* [THE PROBLEM]: Reproduce each line bearing the word "Module".

::::::::::

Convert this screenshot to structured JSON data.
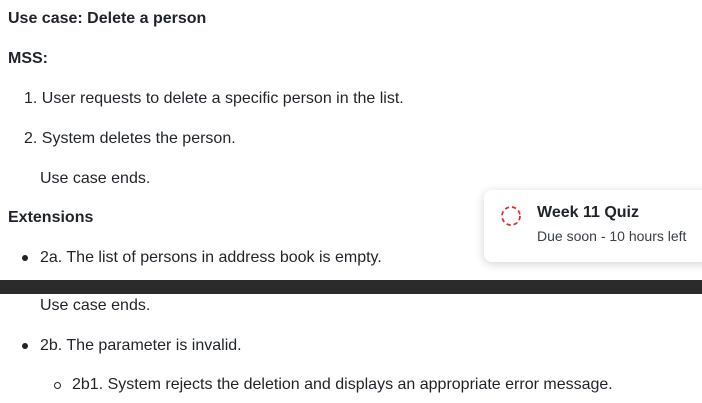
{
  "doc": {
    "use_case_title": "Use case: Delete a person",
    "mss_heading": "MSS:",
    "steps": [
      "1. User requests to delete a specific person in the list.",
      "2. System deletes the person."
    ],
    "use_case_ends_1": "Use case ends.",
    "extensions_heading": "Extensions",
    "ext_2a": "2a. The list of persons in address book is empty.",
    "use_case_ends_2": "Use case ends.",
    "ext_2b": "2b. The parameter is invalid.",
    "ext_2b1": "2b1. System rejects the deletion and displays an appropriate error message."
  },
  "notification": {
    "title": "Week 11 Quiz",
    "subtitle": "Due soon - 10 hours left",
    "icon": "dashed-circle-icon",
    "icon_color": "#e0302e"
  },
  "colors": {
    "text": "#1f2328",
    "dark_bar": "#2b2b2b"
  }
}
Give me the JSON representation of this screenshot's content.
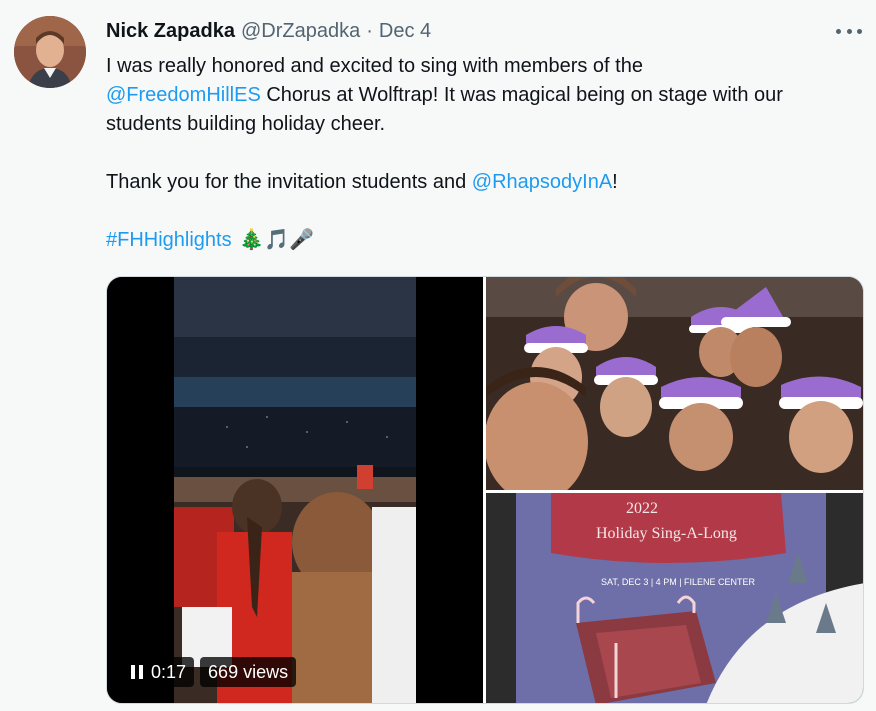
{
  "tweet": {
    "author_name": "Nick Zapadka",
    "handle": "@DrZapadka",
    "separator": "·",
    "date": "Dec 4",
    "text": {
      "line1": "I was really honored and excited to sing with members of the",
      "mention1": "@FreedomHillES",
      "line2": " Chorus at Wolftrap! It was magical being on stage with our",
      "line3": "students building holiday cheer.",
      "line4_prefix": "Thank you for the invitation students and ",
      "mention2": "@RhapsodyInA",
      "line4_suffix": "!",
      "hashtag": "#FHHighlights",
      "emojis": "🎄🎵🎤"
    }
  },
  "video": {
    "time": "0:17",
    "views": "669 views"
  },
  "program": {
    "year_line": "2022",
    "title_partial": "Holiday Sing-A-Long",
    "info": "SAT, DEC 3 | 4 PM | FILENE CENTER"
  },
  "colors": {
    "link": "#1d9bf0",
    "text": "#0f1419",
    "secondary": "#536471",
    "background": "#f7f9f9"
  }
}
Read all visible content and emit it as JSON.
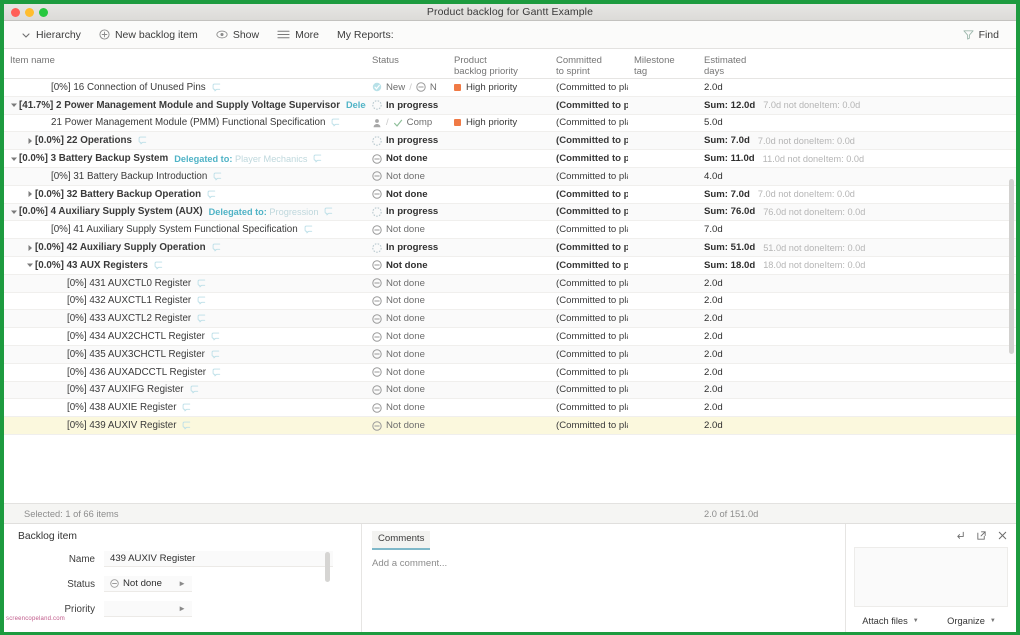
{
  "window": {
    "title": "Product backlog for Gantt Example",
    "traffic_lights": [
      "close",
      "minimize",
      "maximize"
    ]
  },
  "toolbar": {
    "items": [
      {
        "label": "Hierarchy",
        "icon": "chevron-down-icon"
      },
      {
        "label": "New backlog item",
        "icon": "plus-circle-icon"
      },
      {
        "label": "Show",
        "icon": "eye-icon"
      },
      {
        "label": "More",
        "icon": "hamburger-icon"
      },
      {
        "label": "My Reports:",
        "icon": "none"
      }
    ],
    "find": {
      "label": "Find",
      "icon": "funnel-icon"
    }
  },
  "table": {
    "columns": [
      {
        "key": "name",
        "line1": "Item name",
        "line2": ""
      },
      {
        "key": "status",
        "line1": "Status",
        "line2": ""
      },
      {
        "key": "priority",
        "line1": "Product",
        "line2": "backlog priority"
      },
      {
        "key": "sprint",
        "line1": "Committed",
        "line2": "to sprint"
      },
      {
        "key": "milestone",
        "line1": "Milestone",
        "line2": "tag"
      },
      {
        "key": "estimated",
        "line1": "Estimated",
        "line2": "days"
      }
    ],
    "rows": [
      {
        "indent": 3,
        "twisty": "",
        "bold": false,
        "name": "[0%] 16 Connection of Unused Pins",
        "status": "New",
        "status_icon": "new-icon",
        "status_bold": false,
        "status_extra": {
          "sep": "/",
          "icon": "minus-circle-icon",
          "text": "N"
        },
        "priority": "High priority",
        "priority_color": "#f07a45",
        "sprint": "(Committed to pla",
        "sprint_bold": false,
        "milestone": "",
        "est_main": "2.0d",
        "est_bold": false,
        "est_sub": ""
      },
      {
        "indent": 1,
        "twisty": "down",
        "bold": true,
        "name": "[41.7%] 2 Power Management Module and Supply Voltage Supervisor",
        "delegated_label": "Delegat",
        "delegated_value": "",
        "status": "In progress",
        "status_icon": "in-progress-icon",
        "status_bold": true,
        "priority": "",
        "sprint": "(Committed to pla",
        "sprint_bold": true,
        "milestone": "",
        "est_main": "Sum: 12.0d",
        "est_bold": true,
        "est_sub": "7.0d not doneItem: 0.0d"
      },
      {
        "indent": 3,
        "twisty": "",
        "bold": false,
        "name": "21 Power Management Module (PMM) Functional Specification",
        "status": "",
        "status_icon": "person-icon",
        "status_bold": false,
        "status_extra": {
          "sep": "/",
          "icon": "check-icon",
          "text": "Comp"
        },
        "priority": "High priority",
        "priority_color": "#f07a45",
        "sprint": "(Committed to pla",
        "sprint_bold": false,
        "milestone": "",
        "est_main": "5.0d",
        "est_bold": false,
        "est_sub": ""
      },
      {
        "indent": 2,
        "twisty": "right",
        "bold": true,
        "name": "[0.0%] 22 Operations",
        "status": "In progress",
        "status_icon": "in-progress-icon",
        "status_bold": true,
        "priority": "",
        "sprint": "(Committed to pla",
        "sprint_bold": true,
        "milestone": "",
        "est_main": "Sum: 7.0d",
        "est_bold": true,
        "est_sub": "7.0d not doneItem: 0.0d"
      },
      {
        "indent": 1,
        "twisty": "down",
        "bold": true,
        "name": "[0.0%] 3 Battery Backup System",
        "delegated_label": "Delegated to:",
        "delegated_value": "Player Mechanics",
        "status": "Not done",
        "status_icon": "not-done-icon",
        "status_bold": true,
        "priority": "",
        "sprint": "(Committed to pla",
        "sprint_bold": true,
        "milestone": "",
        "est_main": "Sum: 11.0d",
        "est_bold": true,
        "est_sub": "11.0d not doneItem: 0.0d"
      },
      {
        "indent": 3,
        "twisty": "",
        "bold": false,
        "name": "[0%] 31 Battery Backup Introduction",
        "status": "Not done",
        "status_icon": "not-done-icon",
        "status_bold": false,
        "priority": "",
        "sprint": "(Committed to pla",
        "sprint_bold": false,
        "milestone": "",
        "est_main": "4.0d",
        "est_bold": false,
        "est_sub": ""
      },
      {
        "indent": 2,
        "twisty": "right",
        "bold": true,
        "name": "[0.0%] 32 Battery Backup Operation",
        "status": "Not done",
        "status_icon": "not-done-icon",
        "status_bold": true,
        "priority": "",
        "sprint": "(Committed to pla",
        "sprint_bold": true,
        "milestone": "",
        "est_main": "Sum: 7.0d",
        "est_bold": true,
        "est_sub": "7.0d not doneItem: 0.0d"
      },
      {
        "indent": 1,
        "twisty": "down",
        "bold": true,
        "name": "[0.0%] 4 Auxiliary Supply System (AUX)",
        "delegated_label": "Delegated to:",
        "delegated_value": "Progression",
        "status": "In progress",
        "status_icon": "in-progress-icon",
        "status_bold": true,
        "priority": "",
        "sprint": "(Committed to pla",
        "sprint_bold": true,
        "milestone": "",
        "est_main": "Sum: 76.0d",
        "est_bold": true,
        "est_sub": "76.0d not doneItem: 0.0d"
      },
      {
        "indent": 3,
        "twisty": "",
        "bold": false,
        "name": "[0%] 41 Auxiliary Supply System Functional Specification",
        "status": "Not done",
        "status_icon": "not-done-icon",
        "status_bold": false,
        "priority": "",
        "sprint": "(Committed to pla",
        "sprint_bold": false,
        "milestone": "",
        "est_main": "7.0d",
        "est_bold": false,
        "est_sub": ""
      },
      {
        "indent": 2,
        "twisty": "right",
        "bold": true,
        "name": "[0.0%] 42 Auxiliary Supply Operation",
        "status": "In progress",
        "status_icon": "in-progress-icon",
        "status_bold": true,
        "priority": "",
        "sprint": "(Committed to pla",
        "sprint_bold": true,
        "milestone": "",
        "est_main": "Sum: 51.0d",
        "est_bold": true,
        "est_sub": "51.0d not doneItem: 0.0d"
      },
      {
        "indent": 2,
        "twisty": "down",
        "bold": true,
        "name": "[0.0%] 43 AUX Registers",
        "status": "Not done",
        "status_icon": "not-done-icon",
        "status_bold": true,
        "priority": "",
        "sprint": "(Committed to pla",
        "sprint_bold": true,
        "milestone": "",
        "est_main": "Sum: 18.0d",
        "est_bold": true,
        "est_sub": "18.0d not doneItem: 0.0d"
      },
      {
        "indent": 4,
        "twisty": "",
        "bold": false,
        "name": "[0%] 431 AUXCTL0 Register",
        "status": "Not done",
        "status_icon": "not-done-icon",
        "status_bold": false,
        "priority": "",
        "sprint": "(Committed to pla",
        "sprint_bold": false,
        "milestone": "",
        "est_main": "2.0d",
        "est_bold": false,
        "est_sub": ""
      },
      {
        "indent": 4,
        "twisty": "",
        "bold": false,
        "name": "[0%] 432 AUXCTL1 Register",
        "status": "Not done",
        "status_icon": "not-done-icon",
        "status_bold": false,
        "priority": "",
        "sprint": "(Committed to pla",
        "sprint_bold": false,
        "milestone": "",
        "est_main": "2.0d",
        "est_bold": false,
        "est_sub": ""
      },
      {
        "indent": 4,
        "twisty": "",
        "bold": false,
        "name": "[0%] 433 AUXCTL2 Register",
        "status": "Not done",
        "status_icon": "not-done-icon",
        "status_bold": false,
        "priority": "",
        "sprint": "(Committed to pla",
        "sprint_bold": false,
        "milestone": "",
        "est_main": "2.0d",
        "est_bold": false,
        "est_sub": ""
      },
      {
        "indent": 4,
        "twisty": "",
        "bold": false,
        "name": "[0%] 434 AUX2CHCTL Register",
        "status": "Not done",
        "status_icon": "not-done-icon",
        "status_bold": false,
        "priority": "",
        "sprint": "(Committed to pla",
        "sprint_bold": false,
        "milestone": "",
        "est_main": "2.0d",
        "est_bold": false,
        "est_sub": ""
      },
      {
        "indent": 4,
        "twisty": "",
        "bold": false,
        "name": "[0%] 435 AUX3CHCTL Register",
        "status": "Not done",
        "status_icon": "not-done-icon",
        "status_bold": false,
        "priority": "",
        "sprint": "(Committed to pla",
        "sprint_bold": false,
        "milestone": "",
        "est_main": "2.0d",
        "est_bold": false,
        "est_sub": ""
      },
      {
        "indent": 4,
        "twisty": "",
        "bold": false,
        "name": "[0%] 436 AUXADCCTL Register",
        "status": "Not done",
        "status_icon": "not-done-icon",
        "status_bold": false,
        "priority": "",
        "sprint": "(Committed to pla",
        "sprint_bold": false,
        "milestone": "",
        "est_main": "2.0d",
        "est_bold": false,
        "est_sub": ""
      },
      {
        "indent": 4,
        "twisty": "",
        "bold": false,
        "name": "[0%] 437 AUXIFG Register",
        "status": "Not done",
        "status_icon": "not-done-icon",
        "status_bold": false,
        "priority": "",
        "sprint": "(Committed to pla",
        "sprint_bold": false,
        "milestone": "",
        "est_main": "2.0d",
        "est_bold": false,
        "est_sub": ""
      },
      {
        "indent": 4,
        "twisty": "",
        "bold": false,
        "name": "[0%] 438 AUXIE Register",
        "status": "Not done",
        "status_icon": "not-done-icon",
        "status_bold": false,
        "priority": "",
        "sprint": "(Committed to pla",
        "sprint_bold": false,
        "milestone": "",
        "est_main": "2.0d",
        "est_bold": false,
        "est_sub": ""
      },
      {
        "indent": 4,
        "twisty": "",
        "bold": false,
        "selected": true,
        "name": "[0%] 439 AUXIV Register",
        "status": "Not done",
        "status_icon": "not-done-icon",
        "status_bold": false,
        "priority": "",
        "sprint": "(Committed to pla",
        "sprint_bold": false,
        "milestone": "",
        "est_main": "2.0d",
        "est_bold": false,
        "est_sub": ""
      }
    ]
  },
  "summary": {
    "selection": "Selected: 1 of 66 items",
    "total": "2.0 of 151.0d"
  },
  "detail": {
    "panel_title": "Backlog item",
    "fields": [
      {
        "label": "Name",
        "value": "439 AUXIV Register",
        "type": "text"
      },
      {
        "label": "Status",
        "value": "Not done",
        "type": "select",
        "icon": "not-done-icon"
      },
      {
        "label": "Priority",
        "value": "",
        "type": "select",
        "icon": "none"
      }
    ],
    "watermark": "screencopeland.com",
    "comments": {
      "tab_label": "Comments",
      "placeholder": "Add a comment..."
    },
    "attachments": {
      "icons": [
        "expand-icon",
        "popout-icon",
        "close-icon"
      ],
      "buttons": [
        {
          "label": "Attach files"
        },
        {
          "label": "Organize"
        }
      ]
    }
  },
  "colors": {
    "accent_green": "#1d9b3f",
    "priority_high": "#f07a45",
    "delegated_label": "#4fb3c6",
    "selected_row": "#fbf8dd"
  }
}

::::::::::

* [THE RESPONSE]:
        "name": "[41.7%] 2 Power Management Module and Supply Voltage Supervisor",
        "name": "21 Power Management Module (PMM) Functional Specification",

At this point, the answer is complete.